Description of the task: Each line of the data that includes the string "Составление" is to be copied out.
-----
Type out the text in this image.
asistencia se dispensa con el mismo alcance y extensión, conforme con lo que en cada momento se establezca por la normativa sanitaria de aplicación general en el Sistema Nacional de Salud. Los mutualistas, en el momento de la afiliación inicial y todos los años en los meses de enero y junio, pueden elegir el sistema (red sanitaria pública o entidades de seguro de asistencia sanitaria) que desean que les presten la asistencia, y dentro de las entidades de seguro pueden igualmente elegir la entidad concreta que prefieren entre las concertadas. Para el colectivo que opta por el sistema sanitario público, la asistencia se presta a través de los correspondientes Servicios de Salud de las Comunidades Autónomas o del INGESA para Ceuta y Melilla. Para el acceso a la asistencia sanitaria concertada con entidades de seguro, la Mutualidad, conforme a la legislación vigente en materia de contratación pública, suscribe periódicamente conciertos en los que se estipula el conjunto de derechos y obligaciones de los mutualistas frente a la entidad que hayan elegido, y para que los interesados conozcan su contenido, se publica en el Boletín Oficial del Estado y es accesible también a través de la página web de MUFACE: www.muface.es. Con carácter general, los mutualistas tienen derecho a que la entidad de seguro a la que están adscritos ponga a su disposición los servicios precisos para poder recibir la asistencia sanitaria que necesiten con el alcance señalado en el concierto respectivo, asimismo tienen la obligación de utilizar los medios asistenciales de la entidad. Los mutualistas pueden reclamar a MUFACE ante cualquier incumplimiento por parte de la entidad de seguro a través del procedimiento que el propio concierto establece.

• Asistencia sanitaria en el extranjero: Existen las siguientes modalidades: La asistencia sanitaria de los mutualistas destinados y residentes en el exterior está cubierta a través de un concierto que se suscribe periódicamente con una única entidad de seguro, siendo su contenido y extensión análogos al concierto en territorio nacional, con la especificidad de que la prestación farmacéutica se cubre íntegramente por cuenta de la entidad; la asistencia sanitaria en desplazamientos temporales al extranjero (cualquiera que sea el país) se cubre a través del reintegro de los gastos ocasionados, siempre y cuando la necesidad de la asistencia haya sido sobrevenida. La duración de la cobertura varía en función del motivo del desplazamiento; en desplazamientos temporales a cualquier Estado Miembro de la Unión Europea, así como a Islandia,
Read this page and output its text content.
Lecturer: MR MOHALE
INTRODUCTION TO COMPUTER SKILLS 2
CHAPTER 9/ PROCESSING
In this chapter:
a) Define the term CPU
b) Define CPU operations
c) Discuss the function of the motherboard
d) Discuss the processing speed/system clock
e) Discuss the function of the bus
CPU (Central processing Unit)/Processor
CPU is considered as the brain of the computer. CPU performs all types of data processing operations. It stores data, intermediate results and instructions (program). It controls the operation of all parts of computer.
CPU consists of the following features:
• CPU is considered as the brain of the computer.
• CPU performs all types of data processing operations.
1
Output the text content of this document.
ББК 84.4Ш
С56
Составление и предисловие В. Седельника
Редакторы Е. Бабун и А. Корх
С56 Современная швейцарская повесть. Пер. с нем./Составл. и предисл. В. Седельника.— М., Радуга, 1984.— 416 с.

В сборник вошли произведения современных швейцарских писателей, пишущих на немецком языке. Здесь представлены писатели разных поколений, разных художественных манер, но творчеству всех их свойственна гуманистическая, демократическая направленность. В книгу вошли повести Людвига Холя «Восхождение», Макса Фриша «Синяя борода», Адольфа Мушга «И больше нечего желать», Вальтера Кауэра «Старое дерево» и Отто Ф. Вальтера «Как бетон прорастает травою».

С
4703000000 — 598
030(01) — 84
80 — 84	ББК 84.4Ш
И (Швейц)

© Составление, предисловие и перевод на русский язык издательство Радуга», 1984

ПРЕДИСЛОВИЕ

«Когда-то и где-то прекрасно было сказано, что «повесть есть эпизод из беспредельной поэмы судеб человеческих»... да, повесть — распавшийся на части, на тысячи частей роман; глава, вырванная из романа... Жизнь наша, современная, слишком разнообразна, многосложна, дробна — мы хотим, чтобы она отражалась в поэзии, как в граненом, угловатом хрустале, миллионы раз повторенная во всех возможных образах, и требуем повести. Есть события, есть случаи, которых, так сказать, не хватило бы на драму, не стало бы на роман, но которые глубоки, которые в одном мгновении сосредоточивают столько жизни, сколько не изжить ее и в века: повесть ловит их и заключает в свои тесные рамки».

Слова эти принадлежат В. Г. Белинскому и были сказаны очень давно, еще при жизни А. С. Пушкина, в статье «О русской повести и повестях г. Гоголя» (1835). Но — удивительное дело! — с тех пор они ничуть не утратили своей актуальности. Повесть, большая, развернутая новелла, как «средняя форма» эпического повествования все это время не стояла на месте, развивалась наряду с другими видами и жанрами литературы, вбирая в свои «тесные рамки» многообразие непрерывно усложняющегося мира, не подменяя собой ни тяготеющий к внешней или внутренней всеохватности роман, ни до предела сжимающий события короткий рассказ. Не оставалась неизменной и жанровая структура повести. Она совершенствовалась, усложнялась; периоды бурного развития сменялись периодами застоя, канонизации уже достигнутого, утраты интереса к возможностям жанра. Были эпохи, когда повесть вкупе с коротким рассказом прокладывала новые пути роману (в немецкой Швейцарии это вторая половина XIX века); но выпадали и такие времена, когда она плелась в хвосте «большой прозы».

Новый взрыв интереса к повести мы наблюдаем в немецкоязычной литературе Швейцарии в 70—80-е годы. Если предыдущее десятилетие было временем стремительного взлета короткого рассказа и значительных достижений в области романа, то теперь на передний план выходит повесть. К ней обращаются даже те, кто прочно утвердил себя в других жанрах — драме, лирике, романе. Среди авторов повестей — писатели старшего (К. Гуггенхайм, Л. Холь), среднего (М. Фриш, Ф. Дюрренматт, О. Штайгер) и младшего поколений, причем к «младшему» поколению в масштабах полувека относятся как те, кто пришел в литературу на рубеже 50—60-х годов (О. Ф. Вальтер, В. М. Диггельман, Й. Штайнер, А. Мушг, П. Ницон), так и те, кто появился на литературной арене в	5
-----
Final result:
Составление и предисловие В. Седельника
© Составление, предисловие и перевод на русский язык издательство Радуга», 1984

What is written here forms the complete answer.